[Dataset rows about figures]
--- start ---
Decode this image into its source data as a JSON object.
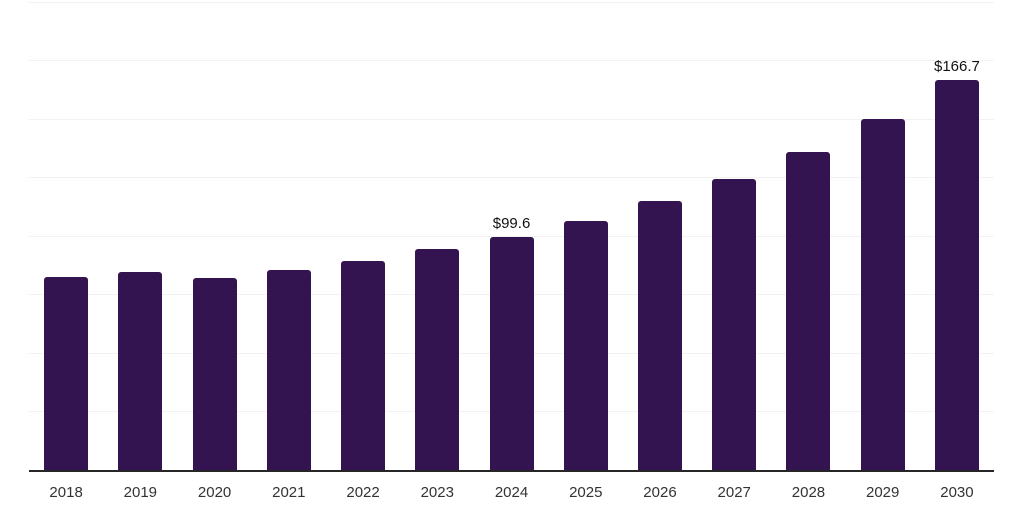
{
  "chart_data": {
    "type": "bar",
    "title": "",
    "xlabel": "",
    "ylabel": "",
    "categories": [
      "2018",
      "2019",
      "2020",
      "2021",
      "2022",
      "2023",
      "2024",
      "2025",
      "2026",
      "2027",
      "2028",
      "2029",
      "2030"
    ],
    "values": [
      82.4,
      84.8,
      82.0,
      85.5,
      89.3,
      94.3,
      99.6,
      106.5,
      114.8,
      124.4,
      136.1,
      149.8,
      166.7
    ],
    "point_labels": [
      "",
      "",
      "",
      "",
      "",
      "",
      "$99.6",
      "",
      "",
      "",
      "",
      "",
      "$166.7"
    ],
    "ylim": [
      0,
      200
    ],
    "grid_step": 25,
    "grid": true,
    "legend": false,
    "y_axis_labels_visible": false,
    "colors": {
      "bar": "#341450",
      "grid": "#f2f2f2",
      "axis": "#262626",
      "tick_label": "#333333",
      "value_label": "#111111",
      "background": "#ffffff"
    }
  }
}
--- end ---
--- start ---
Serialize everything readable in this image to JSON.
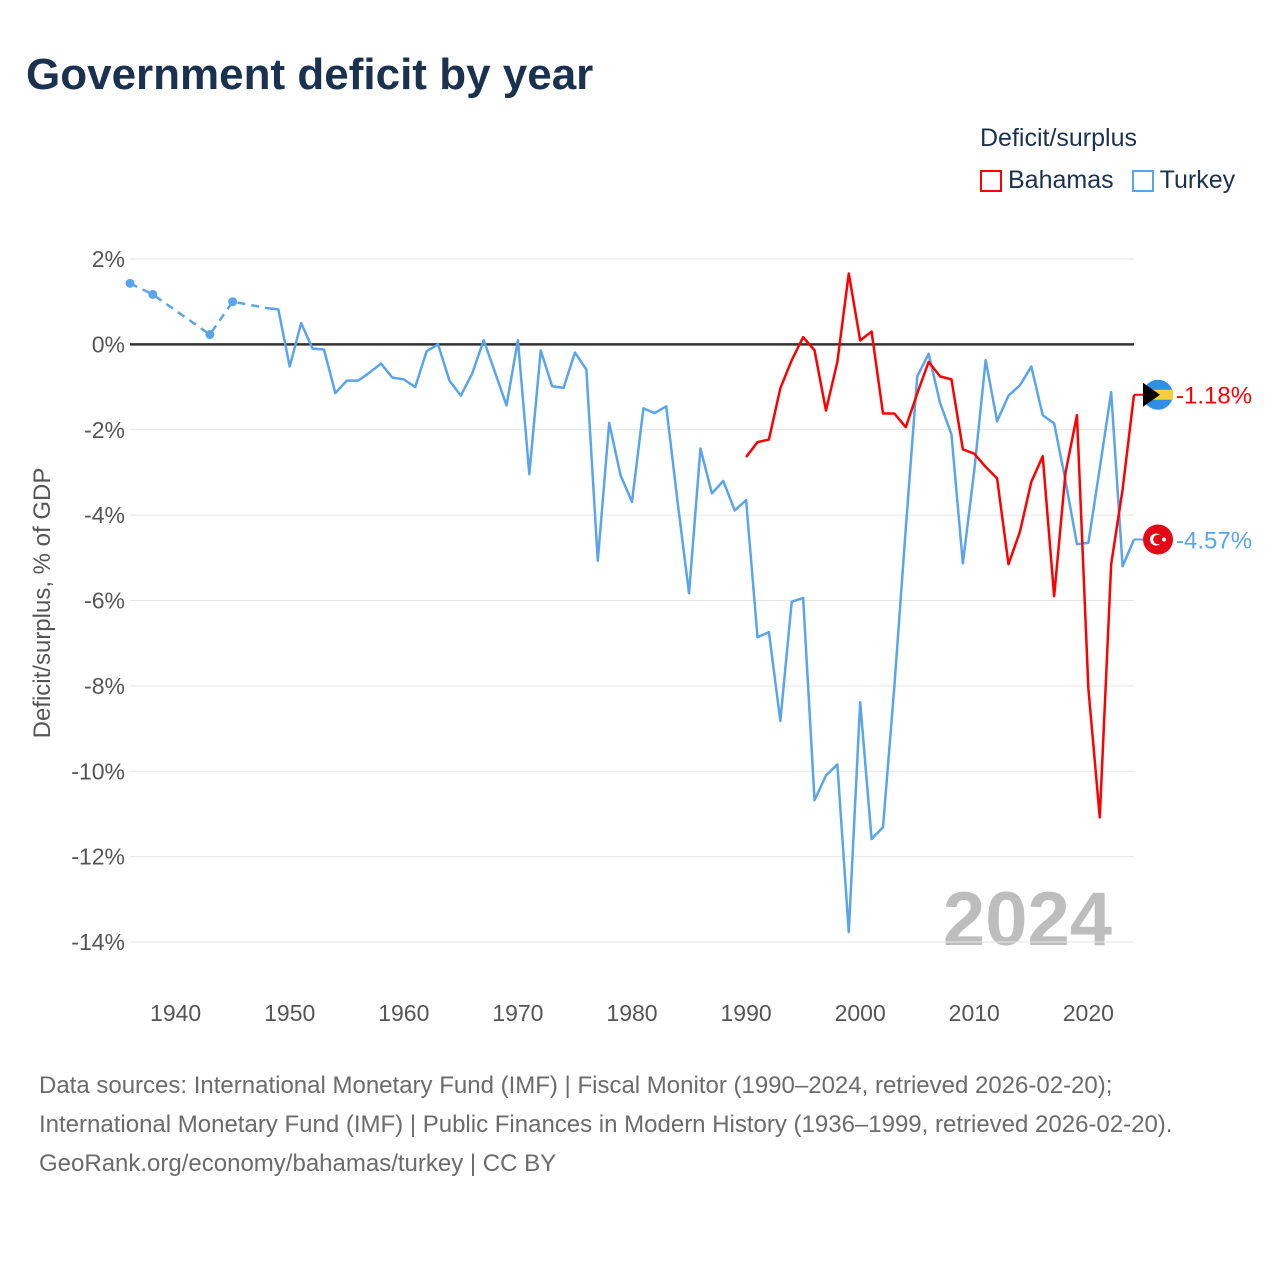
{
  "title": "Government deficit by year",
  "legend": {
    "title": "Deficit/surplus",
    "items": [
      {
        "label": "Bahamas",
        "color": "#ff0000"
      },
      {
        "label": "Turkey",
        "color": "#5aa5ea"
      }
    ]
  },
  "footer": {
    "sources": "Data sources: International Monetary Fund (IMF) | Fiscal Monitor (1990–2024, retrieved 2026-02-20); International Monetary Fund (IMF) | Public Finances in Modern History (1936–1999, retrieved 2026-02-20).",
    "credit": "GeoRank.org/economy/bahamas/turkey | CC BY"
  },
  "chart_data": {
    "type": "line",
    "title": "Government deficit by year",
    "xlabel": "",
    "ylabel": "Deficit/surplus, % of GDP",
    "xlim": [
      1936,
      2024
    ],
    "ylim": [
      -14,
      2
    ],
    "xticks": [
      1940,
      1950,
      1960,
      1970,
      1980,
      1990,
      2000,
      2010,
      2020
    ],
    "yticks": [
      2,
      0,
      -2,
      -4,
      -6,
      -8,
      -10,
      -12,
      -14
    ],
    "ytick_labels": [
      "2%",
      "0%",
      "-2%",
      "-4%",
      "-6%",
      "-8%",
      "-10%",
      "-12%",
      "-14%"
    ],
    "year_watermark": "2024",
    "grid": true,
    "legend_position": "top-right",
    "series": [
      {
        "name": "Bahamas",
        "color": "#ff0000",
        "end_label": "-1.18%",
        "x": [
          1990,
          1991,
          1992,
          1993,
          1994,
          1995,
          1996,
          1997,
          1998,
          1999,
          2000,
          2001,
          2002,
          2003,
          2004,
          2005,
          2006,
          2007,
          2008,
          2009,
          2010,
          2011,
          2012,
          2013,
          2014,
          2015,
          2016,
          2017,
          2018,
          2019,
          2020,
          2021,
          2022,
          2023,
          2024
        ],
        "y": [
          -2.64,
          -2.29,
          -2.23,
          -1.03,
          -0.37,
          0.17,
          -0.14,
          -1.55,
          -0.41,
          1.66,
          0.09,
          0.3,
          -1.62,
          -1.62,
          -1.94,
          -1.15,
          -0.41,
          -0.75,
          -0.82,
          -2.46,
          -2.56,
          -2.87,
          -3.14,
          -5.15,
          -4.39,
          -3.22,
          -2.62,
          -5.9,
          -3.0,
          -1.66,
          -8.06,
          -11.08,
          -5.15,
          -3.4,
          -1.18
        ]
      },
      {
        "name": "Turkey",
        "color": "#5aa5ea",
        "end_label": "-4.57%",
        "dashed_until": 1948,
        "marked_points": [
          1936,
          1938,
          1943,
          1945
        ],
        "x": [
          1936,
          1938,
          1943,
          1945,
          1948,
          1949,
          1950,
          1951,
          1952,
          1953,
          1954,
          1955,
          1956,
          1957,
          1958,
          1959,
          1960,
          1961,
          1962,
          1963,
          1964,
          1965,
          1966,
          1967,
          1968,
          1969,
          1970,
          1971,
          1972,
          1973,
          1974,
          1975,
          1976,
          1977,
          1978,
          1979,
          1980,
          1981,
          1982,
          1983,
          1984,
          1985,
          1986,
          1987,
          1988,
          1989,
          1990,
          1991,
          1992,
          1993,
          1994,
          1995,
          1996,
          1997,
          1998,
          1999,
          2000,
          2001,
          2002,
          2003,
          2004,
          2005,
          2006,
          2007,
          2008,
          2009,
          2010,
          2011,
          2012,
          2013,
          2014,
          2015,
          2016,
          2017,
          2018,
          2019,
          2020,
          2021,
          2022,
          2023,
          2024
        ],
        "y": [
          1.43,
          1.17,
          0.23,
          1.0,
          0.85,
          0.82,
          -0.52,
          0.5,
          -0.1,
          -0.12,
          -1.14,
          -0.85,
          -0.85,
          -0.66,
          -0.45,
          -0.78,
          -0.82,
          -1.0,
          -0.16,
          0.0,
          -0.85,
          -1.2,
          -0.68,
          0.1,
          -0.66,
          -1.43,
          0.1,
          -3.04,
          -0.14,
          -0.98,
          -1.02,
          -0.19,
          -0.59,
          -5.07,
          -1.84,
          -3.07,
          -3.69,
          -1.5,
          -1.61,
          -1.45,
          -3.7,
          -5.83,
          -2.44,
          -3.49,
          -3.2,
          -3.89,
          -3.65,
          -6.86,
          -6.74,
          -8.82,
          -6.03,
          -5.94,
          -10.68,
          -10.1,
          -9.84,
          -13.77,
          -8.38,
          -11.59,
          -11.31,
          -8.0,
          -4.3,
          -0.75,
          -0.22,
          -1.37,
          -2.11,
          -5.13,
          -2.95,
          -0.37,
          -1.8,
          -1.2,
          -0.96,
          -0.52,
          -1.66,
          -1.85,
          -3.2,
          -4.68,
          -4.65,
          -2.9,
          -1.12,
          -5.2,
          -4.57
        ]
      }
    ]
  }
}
--- end ---
--- start ---
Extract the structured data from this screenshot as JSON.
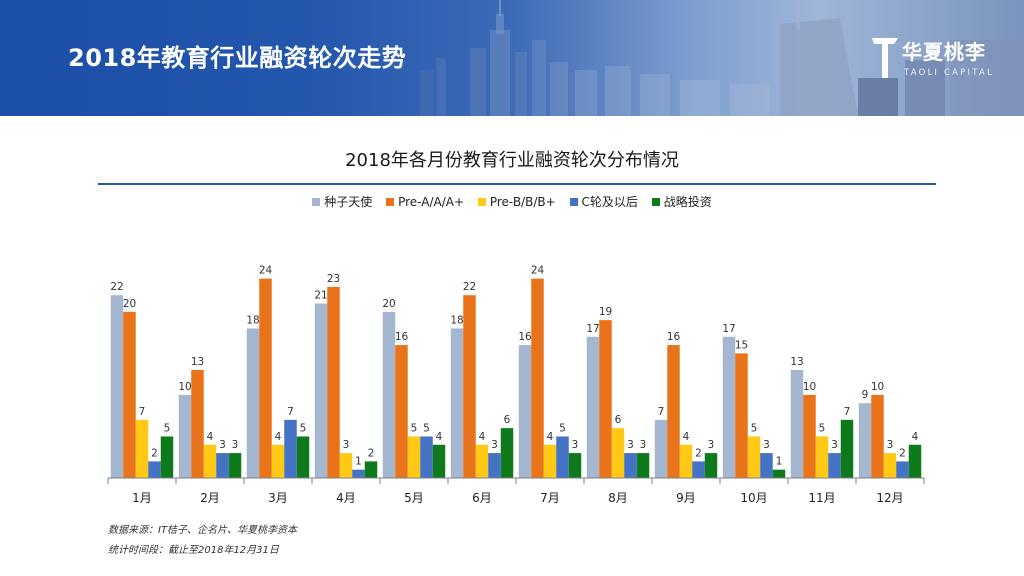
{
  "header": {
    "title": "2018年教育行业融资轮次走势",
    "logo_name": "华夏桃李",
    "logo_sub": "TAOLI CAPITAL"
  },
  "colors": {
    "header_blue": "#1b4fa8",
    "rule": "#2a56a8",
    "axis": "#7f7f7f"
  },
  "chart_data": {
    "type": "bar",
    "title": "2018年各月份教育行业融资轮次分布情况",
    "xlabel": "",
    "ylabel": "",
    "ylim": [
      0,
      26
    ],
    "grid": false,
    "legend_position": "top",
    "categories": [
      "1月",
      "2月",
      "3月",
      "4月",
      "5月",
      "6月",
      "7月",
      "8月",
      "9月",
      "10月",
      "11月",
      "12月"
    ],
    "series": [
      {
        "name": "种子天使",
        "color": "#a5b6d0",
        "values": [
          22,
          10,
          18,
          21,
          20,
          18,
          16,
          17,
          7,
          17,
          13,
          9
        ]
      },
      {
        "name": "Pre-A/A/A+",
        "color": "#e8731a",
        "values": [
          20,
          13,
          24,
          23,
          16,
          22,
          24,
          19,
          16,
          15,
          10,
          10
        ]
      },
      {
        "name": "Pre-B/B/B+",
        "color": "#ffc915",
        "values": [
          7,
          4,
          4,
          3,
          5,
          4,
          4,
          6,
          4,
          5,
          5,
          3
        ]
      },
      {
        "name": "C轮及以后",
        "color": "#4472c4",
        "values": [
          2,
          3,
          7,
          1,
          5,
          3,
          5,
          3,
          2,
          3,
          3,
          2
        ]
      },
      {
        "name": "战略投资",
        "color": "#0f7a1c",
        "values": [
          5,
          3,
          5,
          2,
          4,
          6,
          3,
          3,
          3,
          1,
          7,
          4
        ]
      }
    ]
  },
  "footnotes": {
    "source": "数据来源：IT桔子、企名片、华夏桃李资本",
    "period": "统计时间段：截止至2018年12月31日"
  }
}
--- end ---
● What to do
Show every line of the records above that contains the word "surplus".

● Output
    "title": "Deficit/surplus",
    "ylabel": "Deficit/surplus, % of GDP",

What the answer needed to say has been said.